Records provided »

-------------------------

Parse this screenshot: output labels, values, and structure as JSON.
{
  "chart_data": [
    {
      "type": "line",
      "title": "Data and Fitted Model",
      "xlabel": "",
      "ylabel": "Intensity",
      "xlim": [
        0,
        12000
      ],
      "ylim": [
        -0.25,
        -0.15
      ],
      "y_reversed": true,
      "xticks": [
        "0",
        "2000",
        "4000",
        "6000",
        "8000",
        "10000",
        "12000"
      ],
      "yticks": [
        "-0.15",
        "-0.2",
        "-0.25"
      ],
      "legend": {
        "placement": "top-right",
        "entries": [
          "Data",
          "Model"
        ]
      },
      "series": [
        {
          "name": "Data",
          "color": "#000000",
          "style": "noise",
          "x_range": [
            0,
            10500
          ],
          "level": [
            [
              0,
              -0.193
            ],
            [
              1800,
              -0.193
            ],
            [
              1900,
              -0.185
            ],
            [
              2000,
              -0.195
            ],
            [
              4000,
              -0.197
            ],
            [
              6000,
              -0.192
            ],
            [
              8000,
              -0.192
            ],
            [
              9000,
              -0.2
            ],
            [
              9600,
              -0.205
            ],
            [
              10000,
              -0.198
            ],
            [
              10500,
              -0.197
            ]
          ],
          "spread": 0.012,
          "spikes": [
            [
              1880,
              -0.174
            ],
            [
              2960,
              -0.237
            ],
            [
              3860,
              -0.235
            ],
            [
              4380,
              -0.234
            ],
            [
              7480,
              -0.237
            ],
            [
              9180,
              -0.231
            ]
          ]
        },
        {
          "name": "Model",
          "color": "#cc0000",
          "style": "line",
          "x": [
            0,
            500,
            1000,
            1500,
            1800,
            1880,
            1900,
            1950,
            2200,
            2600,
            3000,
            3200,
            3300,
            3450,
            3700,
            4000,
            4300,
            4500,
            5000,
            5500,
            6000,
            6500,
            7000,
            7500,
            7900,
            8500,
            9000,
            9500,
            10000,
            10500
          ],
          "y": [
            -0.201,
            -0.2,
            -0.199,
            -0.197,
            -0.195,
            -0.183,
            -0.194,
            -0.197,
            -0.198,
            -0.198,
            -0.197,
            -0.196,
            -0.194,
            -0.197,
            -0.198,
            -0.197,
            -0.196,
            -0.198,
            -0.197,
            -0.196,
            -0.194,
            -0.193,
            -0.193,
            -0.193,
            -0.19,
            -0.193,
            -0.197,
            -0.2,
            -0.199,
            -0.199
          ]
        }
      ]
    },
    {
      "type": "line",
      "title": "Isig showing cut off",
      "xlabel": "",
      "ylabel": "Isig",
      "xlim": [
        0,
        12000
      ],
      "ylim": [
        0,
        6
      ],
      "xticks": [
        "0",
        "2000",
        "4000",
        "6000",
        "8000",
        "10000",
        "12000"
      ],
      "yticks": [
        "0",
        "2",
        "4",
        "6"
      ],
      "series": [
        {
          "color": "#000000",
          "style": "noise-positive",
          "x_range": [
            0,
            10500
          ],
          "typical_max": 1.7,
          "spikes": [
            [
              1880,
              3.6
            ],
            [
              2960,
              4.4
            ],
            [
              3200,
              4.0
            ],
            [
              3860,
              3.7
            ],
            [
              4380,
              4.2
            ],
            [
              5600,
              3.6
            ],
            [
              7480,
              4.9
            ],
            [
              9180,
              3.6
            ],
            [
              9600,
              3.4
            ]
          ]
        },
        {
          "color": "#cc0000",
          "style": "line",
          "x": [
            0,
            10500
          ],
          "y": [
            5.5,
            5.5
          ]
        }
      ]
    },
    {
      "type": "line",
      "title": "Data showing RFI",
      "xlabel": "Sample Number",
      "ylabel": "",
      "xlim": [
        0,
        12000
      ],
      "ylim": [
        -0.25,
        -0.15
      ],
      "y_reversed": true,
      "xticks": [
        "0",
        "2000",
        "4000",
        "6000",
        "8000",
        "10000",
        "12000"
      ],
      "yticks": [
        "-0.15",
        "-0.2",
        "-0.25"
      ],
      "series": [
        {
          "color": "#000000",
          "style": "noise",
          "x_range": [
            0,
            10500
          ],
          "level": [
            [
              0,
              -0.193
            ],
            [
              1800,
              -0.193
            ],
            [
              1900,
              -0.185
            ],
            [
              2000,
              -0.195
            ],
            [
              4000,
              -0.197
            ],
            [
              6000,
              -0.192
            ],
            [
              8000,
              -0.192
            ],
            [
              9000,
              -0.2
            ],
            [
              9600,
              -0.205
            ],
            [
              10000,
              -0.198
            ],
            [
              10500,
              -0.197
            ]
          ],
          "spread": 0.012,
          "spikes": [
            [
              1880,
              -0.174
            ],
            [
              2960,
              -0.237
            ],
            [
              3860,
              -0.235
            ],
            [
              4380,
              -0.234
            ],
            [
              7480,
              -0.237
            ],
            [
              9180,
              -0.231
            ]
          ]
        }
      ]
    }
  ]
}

-------------------------

To do »
Reproduce each line from the records that contains the word "Isig".

Response »
      "title": "Isig showing cut off",
      "ylabel": "Isig",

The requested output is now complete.